DATA —
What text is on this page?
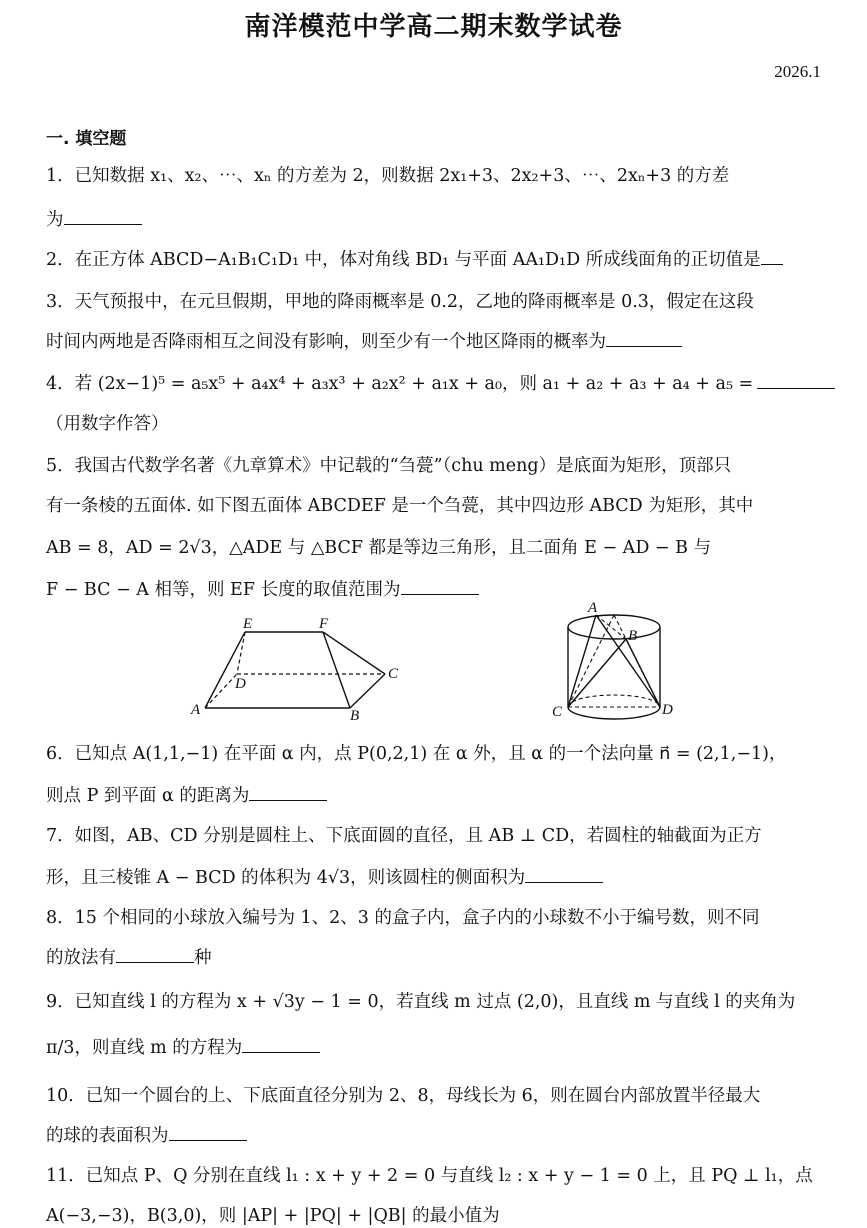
南洋模范中学高二期末数学试卷
2026.1
一. 填空题
1．已知数据 x₁、x₂、⋯、xₙ 的方差为 2，则数据 2x₁+3、2x₂+3、⋯、2xₙ+3 的方差
为
2．在正方体 ABCD−A₁B₁C₁D₁ 中，体对角线 BD₁ 与平面 AA₁D₁D 所成线面角的正切值是
3．天气预报中，在元旦假期，甲地的降雨概率是 0.2，乙地的降雨概率是 0.3，假定在这段
时间内两地是否降雨相互之间没有影响，则至少有一个地区降雨的概率为
4．若 (2x−1)⁵ = a₅x⁵ + a₄x⁴ + a₃x³ + a₂x² + a₁x + a₀，则 a₁ + a₂ + a₃ + a₄ + a₅ =
（用数字作答）
5．我国古代数学名著《九章算术》中记载的“刍甍”（chu meng）是底面为矩形，顶部只
有一条棱的五面体. 如下图五面体 ABCDEF 是一个刍甍，其中四边形 ABCD 为矩形，其中
AB = 8，AD = 2√3，△ADE 与 △BCF 都是等边三角形，且二面角 E − AD − B 与
F − BC − A 相等，则 EF 长度的取值范围为
E	F
C
D
A	B
A
B
C	D
6．已知点 A(1,1,−1) 在平面 α 内，点 P(0,2,1) 在 α 外，且 α 的一个法向量 n⃗ = (2,1,−1)，
则点 P 到平面 α 的距离为
7．如图，AB、CD 分别是圆柱上、下底面圆的直径，且 AB ⊥ CD，若圆柱的轴截面为正方
形，且三棱锥 A − BCD 的体积为 4√3，则该圆柱的侧面积为
8．15 个相同的小球放入编号为 1、2、3 的盒子内，盒子内的小球数不小于编号数，则不同
的放法有	种
9．已知直线 l 的方程为 x + √3y − 1 = 0，若直线 m 过点 (2,0)，且直线 m 与直线 l 的夹角为
π/3，则直线 m 的方程为
10．已知一个圆台的上、下底面直径分别为 2、8，母线长为 6，则在圆台内部放置半径最大
的球的表面积为
11．已知点 P、Q 分别在直线 l₁ : x + y + 2 = 0 与直线 l₂ : x + y − 1 = 0 上，且 PQ ⊥ l₁，点
A(−3,−3)，B(3,0)，则 |AP| + |PQ| + |QB| 的最小值为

WHAT THE EXERCISE ASKS — List the lines of the records where "的方程为" occurs.

TASK RESPONSE —
9．已知直线 l 的方程为 x + √3y − 1 = 0，若直线 m 过点 (2,0)，且直线 m 与直线 l 的夹角为
π/3，则直线 m 的方程为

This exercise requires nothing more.